* **Task**
Collect all the lines that mention the word "type".

....................

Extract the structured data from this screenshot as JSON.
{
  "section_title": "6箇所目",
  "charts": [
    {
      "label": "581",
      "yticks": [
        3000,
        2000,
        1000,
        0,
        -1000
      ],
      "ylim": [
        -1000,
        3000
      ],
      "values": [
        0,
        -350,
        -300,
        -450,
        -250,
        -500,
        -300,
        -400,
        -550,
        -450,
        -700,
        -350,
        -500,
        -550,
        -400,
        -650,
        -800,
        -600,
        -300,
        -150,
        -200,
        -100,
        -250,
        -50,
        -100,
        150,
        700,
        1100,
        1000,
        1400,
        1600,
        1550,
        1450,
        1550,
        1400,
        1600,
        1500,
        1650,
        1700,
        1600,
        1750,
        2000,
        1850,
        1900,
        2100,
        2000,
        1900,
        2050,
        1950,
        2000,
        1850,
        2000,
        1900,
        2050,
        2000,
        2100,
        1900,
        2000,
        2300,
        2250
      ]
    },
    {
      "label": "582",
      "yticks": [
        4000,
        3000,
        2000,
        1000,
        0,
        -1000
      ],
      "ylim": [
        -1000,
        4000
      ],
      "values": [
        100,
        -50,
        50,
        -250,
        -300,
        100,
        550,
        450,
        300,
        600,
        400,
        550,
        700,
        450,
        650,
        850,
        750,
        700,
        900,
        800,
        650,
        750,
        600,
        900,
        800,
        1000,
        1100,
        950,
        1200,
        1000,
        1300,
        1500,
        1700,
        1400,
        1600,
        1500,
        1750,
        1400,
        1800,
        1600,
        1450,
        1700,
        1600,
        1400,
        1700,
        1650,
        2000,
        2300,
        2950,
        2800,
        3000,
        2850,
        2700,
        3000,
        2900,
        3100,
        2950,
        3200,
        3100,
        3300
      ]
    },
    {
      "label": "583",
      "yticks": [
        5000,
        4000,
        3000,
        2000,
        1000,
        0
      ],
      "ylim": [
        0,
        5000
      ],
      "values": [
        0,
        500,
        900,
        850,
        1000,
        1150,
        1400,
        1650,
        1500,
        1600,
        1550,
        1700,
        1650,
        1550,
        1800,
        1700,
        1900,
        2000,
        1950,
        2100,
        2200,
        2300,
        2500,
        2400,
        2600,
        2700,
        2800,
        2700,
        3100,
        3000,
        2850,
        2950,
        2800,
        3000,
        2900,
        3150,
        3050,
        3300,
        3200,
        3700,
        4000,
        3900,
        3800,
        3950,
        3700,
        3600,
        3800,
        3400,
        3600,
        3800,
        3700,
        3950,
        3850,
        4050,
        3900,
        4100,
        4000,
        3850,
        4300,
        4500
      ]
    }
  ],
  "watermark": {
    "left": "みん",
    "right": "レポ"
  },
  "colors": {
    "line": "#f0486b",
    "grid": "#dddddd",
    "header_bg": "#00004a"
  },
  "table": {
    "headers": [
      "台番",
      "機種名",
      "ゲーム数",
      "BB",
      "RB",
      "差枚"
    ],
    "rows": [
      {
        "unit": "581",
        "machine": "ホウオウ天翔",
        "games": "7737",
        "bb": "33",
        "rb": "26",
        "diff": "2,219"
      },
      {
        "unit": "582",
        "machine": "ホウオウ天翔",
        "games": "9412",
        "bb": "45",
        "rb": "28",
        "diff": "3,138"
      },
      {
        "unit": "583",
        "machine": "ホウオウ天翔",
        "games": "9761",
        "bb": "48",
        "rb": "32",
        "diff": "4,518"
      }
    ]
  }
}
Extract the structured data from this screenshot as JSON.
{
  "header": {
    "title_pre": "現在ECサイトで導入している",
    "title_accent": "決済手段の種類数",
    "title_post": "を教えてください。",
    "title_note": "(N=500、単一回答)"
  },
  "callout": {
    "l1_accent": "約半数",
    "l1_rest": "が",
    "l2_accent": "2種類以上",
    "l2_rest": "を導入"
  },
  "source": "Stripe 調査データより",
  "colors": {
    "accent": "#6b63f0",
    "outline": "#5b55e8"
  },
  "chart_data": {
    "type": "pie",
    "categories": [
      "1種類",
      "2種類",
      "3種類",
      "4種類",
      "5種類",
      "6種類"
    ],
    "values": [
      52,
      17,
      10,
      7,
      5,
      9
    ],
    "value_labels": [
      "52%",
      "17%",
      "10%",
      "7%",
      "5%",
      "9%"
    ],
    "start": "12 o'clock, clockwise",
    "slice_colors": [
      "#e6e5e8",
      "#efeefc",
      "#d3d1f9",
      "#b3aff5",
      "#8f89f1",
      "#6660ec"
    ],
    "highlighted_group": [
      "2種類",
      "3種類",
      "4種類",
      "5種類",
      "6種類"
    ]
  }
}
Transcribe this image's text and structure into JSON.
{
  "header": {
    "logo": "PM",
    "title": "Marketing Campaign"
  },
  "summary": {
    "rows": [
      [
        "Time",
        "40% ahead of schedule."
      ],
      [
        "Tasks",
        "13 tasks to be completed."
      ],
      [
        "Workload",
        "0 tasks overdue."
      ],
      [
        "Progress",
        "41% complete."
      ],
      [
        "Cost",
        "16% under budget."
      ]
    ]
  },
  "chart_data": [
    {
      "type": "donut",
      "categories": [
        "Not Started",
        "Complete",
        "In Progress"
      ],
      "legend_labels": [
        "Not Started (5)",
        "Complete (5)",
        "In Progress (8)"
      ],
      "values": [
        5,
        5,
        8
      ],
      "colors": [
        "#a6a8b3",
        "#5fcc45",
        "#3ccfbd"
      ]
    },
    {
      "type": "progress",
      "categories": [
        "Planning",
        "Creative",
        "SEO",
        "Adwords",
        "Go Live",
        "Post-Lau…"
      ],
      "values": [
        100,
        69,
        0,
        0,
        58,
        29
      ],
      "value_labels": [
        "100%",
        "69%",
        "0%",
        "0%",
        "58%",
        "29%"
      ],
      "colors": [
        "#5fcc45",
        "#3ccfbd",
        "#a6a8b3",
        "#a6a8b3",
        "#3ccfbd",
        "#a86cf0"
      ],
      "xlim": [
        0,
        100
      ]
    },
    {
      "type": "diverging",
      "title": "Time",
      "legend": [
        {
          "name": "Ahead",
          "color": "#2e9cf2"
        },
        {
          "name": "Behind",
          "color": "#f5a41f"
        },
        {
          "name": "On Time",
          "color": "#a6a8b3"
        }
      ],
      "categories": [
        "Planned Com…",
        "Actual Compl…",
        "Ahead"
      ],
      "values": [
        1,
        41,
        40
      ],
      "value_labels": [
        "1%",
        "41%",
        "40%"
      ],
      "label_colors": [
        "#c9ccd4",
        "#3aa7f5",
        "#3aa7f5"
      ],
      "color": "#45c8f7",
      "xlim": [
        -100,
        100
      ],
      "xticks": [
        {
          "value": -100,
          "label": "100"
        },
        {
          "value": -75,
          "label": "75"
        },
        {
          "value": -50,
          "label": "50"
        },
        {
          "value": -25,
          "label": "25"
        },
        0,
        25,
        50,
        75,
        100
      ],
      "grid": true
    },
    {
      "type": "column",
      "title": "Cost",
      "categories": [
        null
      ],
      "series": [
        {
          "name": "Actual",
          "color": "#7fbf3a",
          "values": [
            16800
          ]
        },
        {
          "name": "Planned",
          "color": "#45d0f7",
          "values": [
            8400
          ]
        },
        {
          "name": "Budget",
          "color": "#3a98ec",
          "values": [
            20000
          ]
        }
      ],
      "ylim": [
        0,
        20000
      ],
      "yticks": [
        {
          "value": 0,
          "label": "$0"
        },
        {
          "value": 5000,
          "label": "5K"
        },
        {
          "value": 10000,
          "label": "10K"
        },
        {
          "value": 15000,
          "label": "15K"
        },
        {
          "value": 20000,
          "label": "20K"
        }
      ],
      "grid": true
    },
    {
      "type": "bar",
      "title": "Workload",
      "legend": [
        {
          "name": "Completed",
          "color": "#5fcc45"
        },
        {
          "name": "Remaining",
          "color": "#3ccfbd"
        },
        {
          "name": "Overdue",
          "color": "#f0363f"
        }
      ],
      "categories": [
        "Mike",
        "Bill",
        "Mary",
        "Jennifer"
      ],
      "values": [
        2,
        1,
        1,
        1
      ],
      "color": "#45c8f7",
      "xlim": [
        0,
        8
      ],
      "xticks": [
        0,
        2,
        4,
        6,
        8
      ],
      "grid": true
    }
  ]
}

....................

* **Answer for the task**
    "type": "pie",
      "type": "donut",
      "type": "progress",
      "type": "diverging",
      "type": "column",
      "type": "bar",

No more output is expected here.